--- START OF The data ---

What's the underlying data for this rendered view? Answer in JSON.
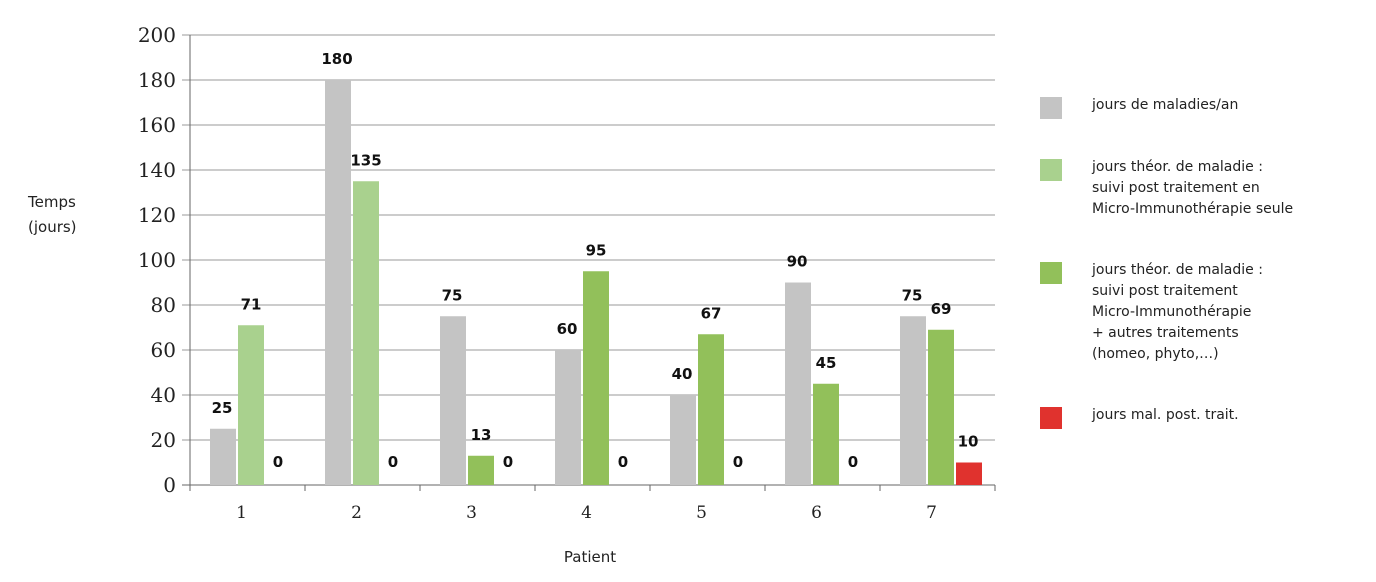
{
  "chart_data": {
    "type": "bar",
    "ylabel_line1": "Temps",
    "ylabel_line2": "(jours)",
    "xlabel": "Patient",
    "ylim": [
      0,
      200
    ],
    "yticks": [
      0,
      20,
      40,
      60,
      80,
      100,
      120,
      140,
      160,
      180,
      200
    ],
    "grid": true,
    "legend_position": "right",
    "categories": [
      "1",
      "2",
      "3",
      "4",
      "5",
      "6",
      "7"
    ],
    "series": [
      {
        "name": "jours de maladies/an",
        "color": "#c4c4c4",
        "values": [
          25,
          180,
          75,
          60,
          40,
          90,
          75
        ]
      },
      {
        "name": "jours théor. de maladie :\nsuivi post traitement en\nMicro-Immunothérapie seule",
        "color": "#a9d18e",
        "values": [
          71,
          135,
          null,
          null,
          null,
          null,
          null
        ]
      },
      {
        "name": "jours théor. de maladie :\nsuivi post traitement\nMicro-Immunothérapie\n+ autres traitements\n(homeo, phyto,…)",
        "color": "#92c05a",
        "values": [
          null,
          null,
          13,
          95,
          67,
          45,
          69
        ]
      },
      {
        "name": "jours mal. post. trait.",
        "color": "#e0322e",
        "values": [
          0,
          0,
          0,
          0,
          0,
          0,
          10
        ]
      }
    ]
  }
}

--- END OF The data ---

Task instructions: Restate each entry word for word, please, but drop any images it holds.

Task result:
What's the underlying data for this rendered view? Answer in JSON.
{
  "chart_data": {
    "type": "bar",
    "ylabel_line1": "Temps",
    "ylabel_line2": "(jours)",
    "xlabel": "Patient",
    "ylim": [
      0,
      200
    ],
    "yticks": [
      0,
      20,
      40,
      60,
      80,
      100,
      120,
      140,
      160,
      180,
      200
    ],
    "grid": true,
    "legend_position": "right",
    "categories": [
      "1",
      "2",
      "3",
      "4",
      "5",
      "6",
      "7"
    ],
    "series": [
      {
        "name": "jours de maladies/an",
        "color": "#c4c4c4",
        "values": [
          25,
          180,
          75,
          60,
          40,
          90,
          75
        ]
      },
      {
        "name": "jours théor. de maladie :\nsuivi post traitement en\nMicro-Immunothérapie seule",
        "color": "#a9d18e",
        "values": [
          71,
          135,
          null,
          null,
          null,
          null,
          null
        ]
      },
      {
        "name": "jours théor. de maladie :\nsuivi post traitement\nMicro-Immunothérapie\n+ autres traitements\n(homeo, phyto,…)",
        "color": "#92c05a",
        "values": [
          null,
          null,
          13,
          95,
          67,
          45,
          69
        ]
      },
      {
        "name": "jours mal. post. trait.",
        "color": "#e0322e",
        "values": [
          0,
          0,
          0,
          0,
          0,
          0,
          10
        ]
      }
    ]
  }
}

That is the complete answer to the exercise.